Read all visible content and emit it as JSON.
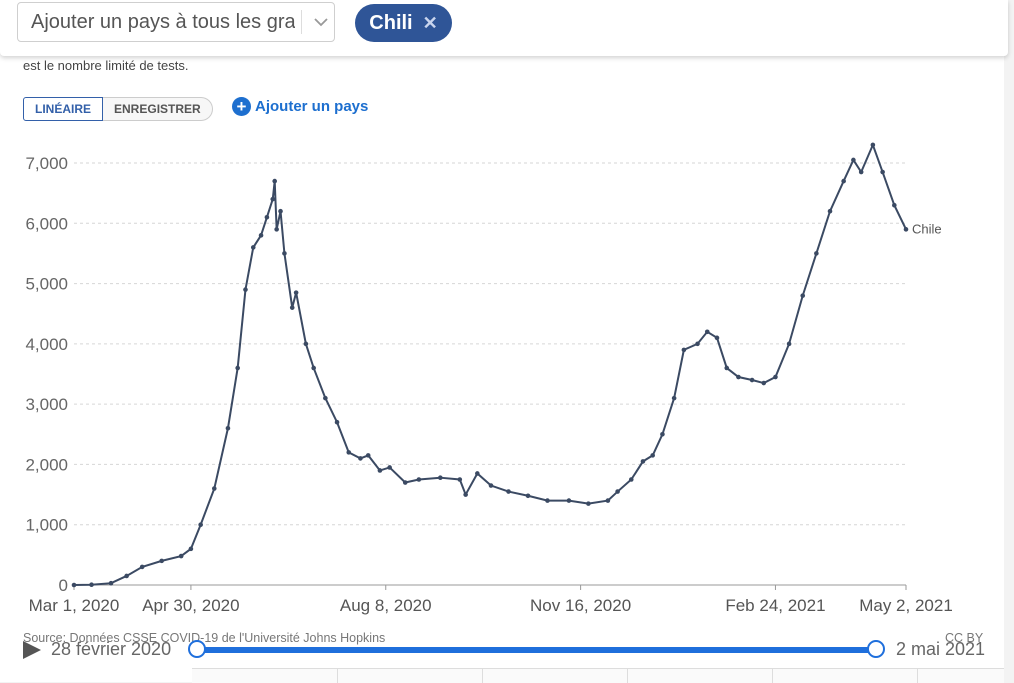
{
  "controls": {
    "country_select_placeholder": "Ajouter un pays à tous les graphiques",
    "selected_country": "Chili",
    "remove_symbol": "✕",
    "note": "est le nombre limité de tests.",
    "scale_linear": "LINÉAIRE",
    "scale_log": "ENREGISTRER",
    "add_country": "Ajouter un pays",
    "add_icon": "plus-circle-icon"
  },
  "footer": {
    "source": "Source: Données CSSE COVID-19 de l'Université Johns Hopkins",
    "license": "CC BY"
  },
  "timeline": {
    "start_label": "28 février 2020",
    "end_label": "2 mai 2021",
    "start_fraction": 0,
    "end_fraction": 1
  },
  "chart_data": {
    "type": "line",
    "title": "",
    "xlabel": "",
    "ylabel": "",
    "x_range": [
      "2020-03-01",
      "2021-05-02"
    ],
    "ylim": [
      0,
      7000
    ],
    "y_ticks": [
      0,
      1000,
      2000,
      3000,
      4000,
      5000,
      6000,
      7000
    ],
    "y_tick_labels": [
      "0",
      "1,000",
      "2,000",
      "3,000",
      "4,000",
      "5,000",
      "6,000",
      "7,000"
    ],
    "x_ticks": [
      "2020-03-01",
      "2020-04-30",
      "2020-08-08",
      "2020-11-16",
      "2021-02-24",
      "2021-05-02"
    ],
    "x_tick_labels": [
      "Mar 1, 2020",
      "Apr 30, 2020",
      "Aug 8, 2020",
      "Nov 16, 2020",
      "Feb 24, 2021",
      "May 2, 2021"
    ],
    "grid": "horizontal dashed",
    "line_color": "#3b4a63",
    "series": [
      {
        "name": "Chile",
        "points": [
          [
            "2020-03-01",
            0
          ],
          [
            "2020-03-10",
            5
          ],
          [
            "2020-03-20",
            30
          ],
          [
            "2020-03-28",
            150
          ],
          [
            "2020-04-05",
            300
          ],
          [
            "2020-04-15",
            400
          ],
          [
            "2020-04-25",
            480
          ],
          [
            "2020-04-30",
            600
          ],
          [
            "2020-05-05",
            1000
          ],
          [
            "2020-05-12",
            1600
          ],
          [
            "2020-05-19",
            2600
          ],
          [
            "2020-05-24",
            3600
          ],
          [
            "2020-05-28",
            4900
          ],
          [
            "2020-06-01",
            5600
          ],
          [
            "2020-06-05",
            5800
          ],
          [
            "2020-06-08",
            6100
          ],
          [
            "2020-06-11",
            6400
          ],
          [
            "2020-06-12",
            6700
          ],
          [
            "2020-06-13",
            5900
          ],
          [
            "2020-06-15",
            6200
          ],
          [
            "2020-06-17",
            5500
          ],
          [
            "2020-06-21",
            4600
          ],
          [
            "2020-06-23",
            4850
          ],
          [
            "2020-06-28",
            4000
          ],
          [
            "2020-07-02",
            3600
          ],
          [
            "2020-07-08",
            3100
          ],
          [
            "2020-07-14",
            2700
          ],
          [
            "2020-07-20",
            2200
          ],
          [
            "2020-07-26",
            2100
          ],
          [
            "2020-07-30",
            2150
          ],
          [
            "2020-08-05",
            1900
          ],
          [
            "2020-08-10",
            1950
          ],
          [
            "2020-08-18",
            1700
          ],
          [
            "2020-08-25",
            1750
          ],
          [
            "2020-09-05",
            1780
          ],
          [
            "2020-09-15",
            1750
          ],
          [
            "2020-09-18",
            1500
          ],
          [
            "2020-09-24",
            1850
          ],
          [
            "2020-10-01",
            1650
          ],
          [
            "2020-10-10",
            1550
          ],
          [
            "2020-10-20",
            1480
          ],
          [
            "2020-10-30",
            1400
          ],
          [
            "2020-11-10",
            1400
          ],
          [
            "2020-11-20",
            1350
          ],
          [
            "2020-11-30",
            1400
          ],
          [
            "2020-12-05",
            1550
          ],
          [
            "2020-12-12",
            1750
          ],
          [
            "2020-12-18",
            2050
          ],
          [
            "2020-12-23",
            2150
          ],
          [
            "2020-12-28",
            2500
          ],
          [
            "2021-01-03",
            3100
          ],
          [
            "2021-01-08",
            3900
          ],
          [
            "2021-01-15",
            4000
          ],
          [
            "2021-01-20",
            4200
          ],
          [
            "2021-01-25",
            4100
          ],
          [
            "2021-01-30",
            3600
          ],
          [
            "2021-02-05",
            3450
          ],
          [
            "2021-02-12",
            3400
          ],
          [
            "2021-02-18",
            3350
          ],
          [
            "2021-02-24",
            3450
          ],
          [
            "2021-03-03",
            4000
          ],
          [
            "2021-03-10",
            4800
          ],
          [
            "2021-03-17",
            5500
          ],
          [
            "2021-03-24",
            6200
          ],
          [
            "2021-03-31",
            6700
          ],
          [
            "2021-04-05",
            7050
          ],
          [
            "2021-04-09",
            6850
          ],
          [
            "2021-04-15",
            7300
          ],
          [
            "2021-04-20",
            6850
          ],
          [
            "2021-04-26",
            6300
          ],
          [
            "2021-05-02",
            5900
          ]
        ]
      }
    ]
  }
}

Challenge
Find the word "pays" in the data and copy out each line where it turns up.

Answer to this task
    "country_select_placeholder": "Ajouter un pays à tous les graphiques",
    "add_country": "Ajouter un pays",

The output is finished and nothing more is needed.